--- Dataset records ---

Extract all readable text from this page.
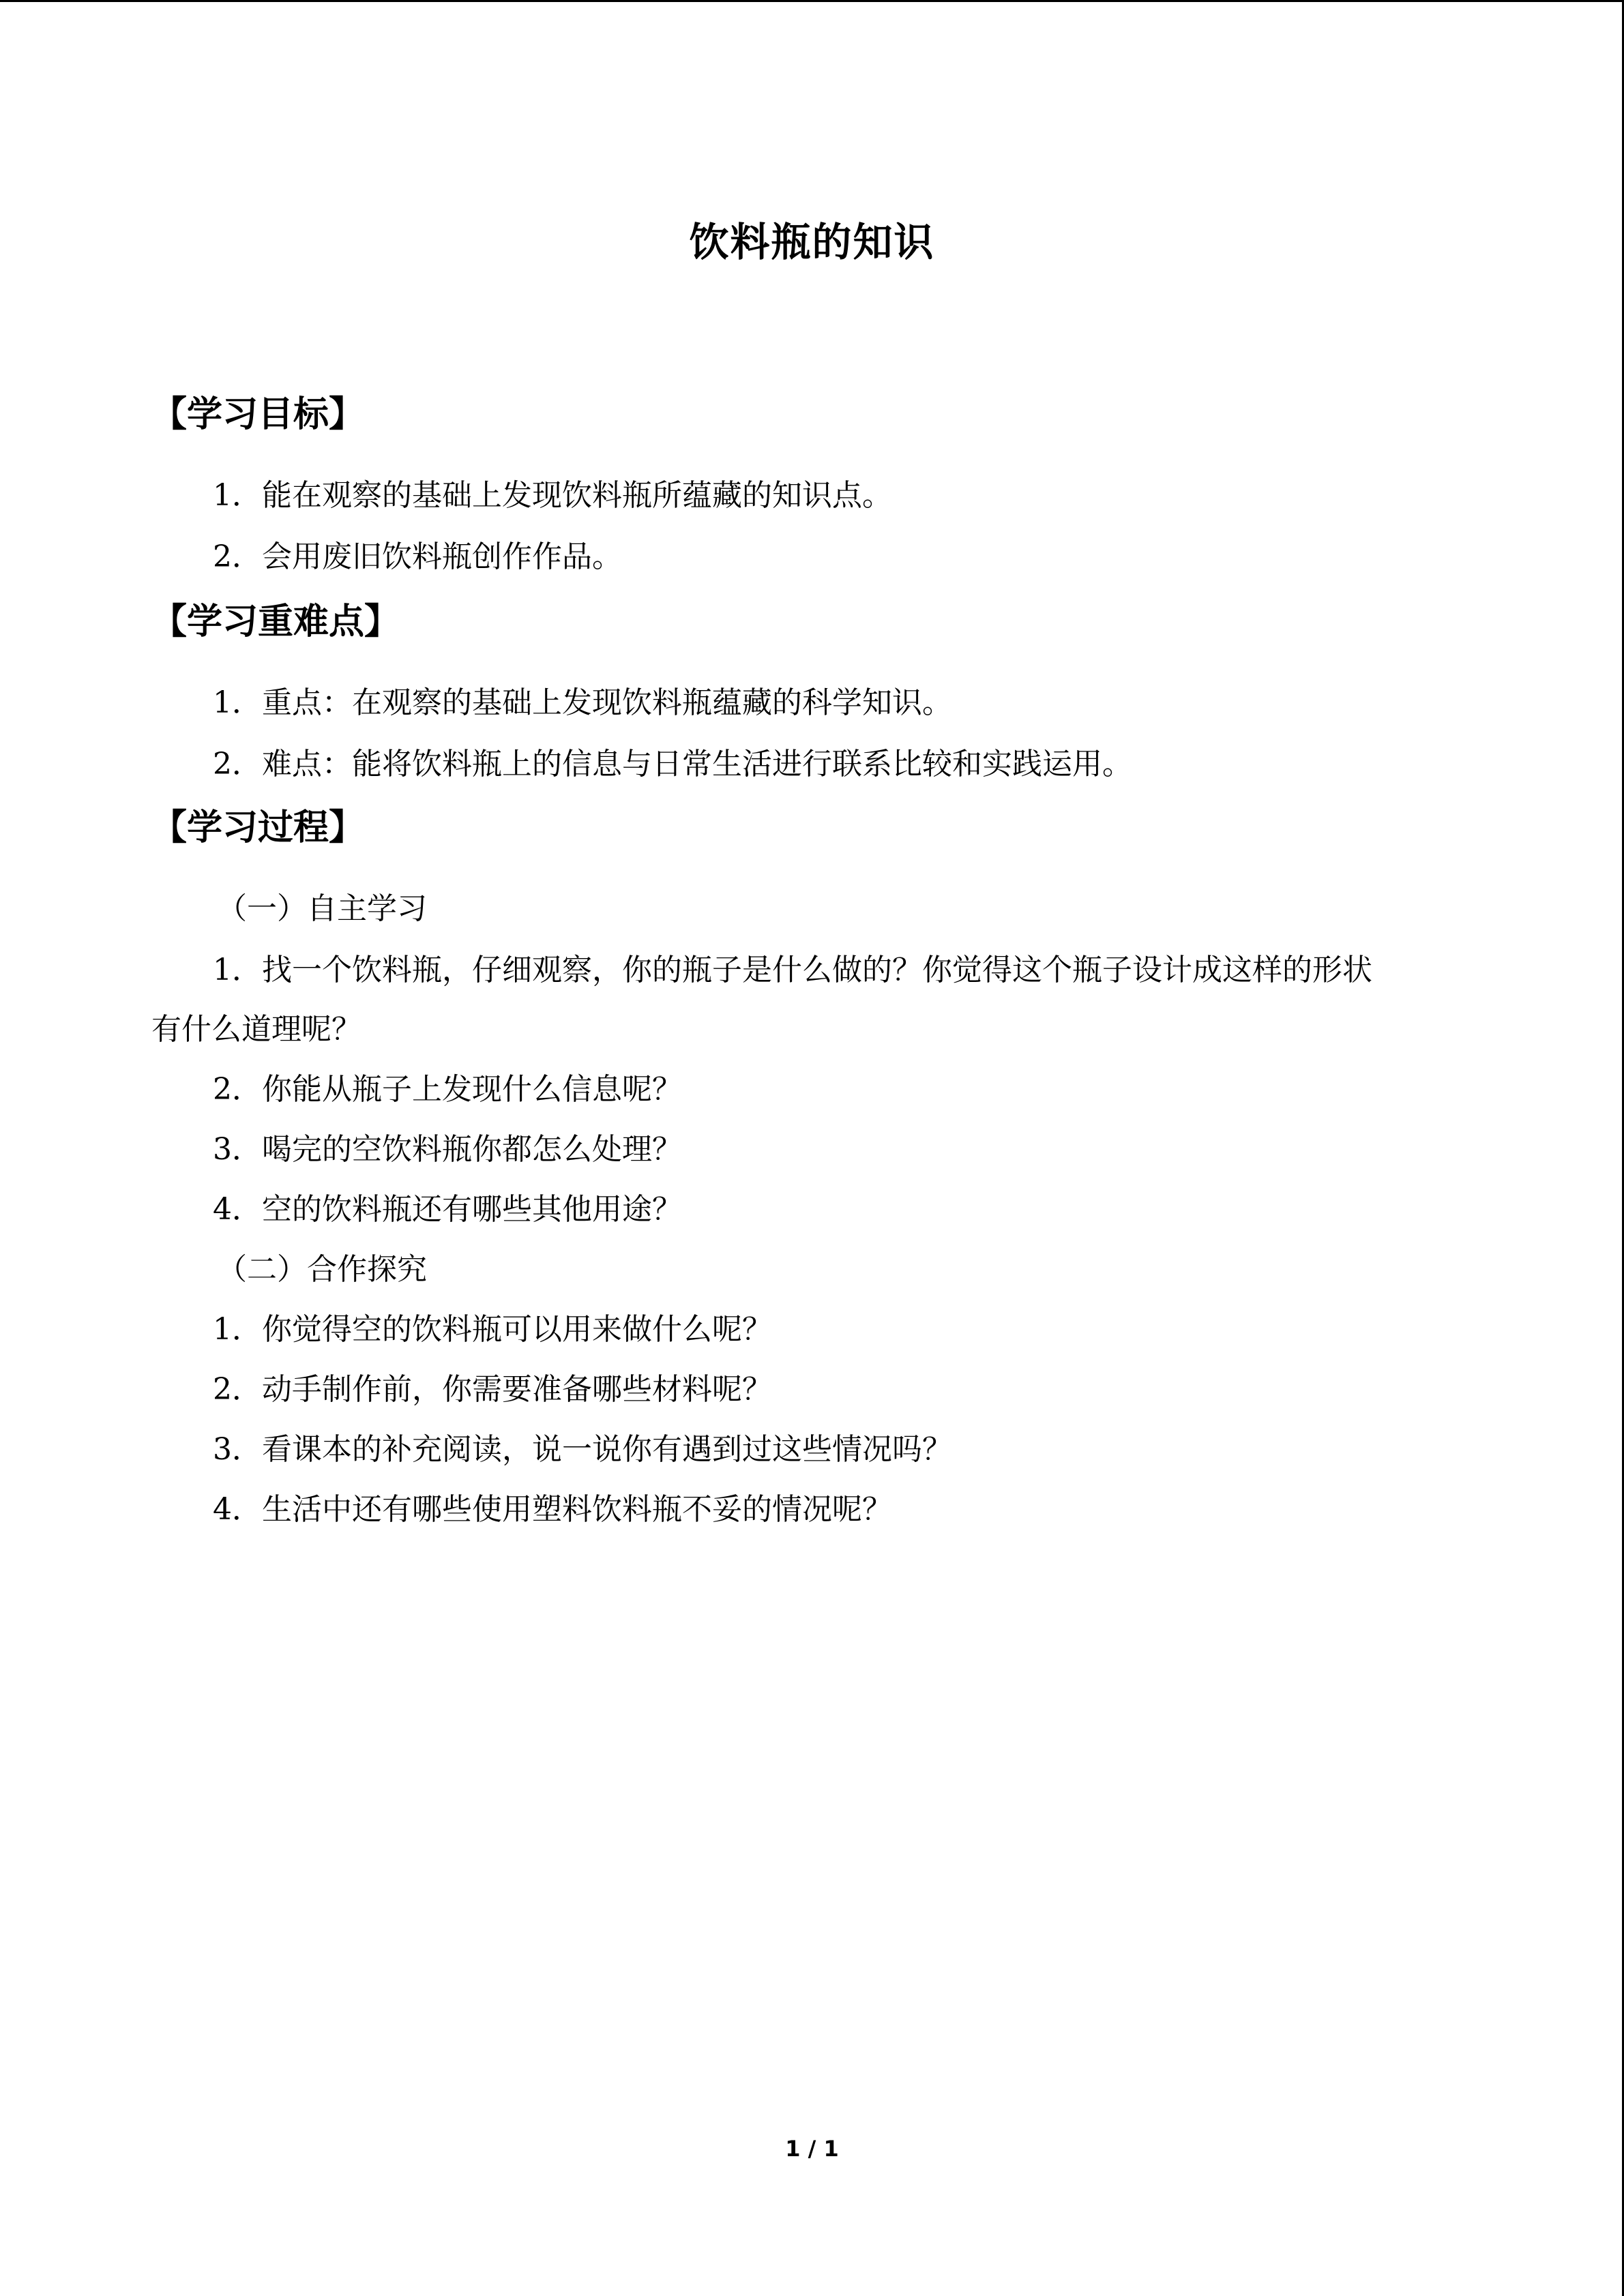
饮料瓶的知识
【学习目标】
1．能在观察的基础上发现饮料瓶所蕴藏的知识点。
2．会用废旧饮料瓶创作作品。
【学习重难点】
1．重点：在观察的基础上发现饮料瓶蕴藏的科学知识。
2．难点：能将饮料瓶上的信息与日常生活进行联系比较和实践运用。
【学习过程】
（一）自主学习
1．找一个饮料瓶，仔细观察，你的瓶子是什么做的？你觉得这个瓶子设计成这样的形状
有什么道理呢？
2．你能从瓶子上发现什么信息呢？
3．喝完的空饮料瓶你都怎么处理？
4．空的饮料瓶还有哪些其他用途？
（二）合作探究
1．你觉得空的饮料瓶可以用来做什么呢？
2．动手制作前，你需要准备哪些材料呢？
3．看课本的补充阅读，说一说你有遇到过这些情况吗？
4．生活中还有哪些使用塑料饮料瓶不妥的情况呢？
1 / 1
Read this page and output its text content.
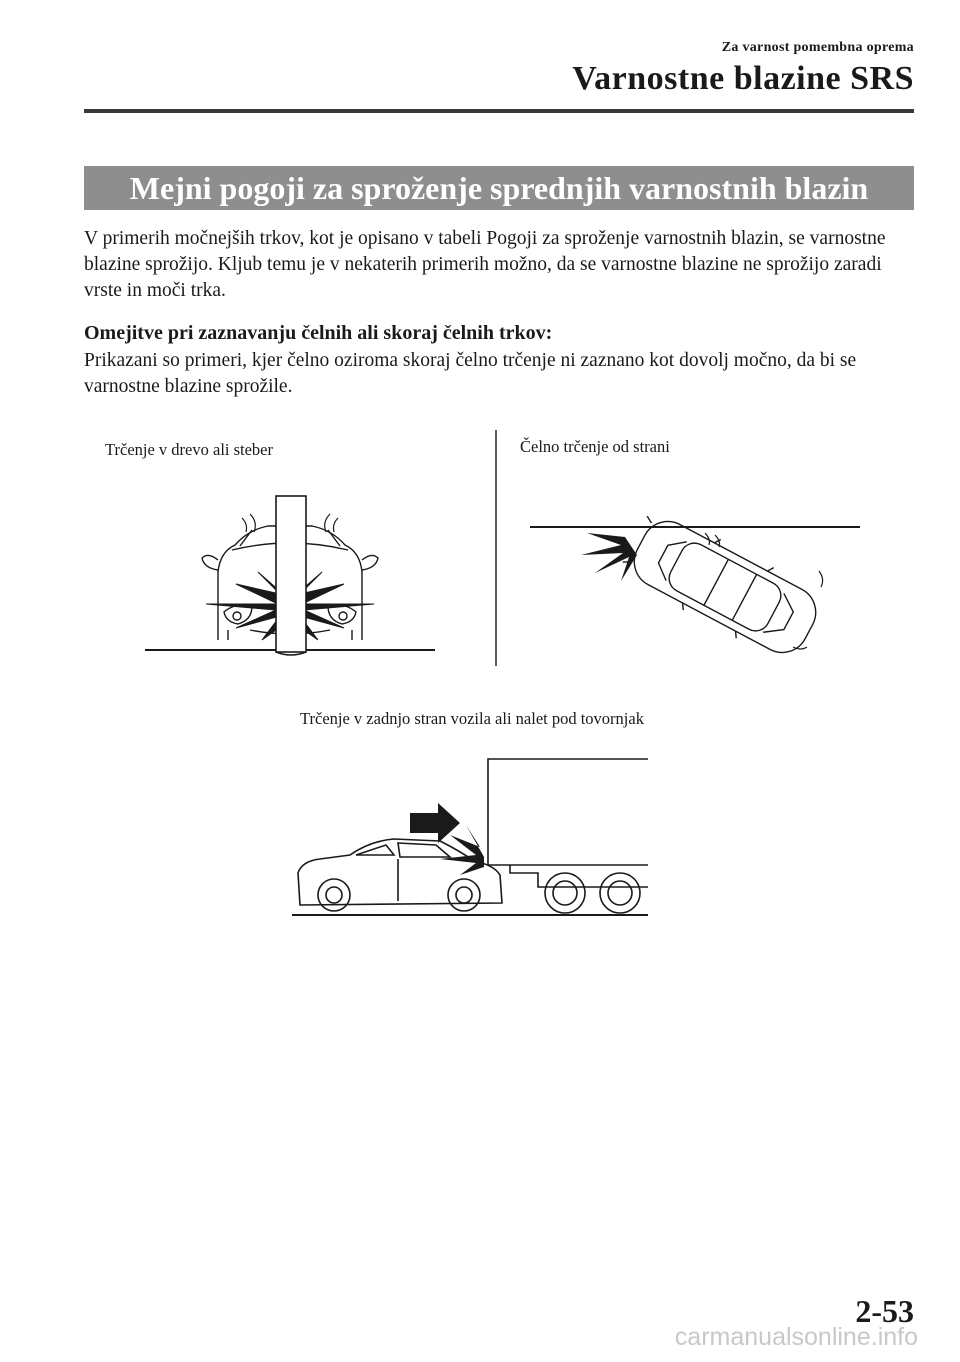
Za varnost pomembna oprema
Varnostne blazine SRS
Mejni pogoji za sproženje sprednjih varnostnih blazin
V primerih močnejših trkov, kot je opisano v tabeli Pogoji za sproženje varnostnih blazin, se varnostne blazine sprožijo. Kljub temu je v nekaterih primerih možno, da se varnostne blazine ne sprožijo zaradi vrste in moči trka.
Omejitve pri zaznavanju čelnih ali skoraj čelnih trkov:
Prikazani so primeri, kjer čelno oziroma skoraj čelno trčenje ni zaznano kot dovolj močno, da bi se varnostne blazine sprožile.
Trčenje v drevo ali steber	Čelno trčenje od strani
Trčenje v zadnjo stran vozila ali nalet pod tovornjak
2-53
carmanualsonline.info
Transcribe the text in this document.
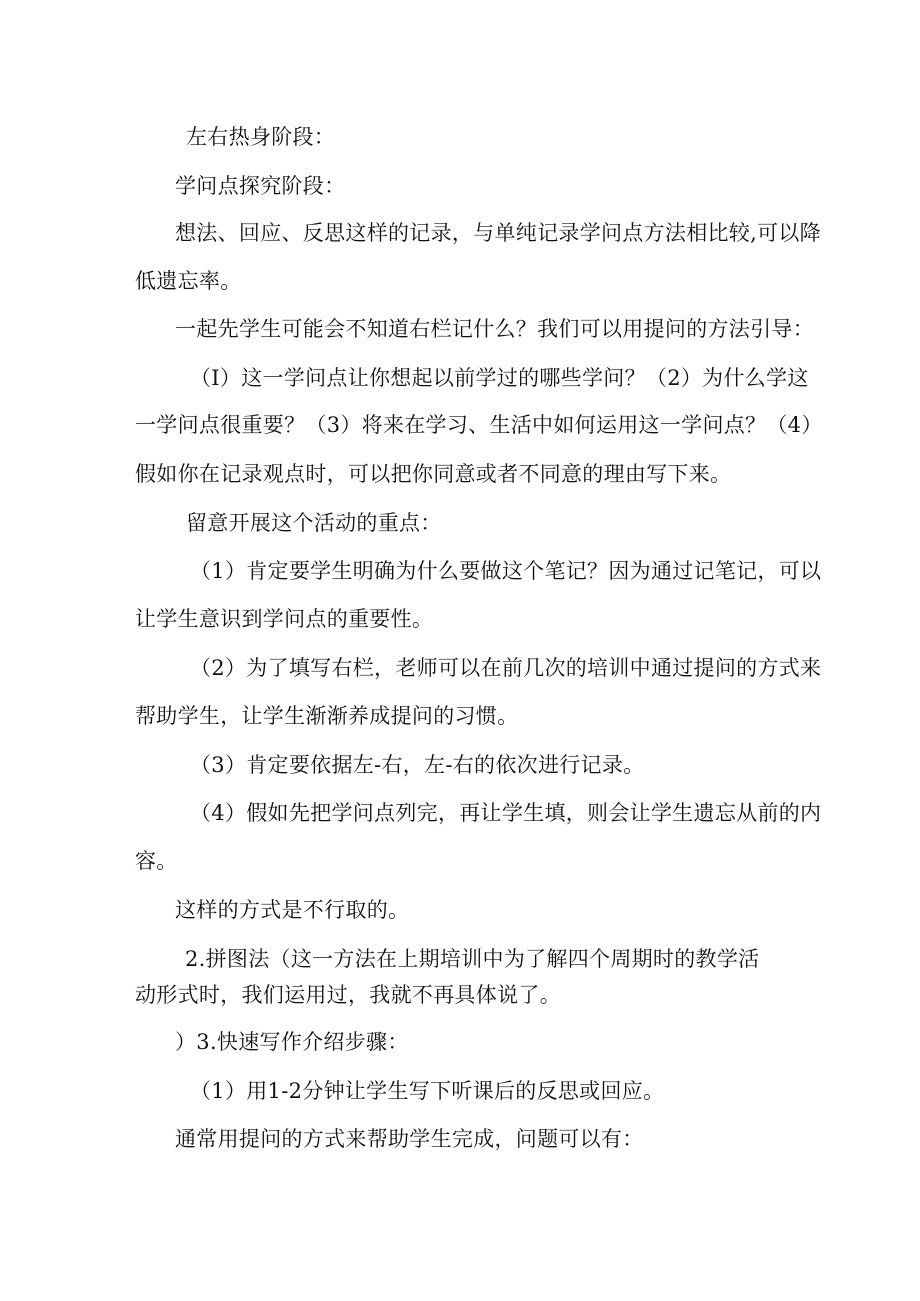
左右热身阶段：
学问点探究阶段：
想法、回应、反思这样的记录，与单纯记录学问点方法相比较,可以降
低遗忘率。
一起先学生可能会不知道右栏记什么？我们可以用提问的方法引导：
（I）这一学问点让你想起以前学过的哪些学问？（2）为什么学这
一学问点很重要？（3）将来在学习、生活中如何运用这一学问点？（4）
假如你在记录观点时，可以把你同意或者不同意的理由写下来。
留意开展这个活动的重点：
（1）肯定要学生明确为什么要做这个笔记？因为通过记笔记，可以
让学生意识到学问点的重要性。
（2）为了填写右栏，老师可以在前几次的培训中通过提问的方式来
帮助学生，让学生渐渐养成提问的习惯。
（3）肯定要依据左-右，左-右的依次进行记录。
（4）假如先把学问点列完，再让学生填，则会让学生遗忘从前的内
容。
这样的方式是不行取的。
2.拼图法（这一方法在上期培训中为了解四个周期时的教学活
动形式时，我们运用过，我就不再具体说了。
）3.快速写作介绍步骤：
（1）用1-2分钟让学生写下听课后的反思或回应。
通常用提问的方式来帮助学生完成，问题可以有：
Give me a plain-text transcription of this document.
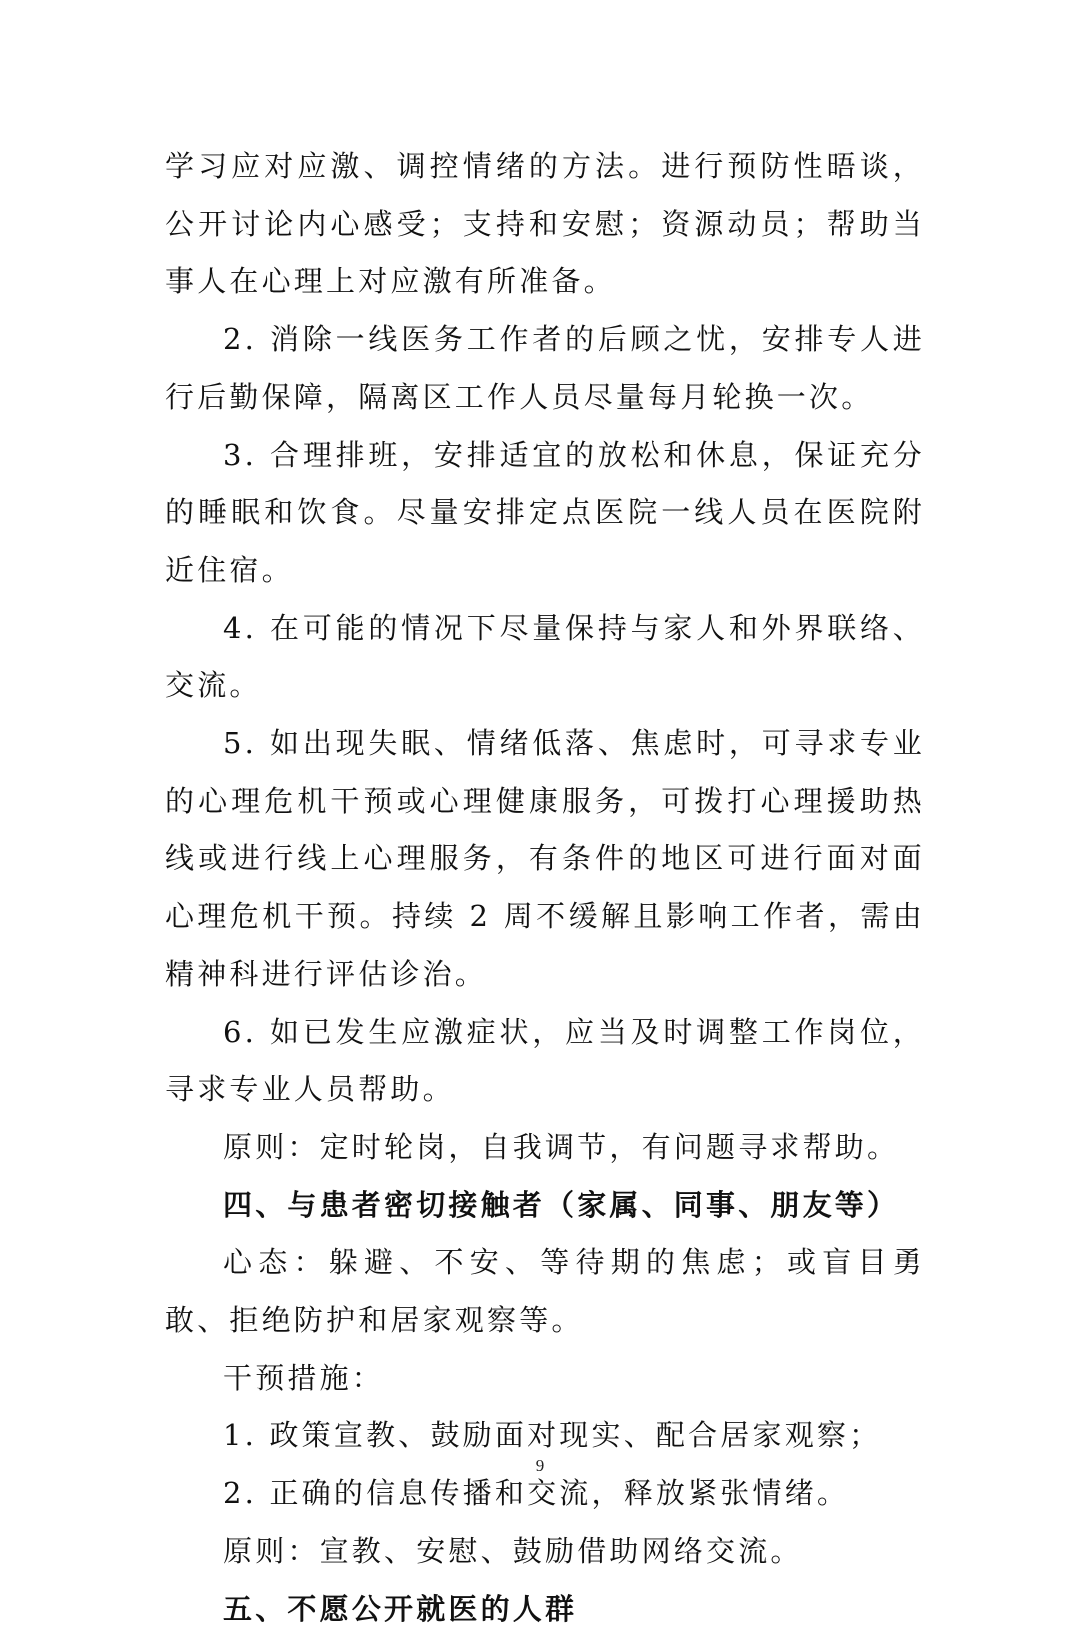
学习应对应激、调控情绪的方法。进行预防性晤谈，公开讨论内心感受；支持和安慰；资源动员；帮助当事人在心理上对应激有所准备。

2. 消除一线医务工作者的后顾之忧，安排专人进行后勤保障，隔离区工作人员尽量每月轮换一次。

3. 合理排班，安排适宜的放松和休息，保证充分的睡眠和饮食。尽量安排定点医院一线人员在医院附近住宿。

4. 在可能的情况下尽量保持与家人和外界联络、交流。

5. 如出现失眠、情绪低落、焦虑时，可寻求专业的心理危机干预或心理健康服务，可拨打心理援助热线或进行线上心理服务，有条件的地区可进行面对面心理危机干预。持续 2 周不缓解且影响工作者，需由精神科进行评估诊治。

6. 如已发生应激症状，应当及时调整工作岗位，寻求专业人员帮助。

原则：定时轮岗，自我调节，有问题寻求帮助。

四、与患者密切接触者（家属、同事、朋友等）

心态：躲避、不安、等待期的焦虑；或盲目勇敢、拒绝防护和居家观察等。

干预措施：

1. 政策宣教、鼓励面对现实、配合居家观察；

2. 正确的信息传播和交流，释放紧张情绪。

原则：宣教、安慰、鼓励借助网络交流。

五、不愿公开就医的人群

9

---

> _What you have to do_: For each line of the entries that includes "page", show that line.

> _Output for this task_:
Extract all readable text from this page.
Read this page and output its text content.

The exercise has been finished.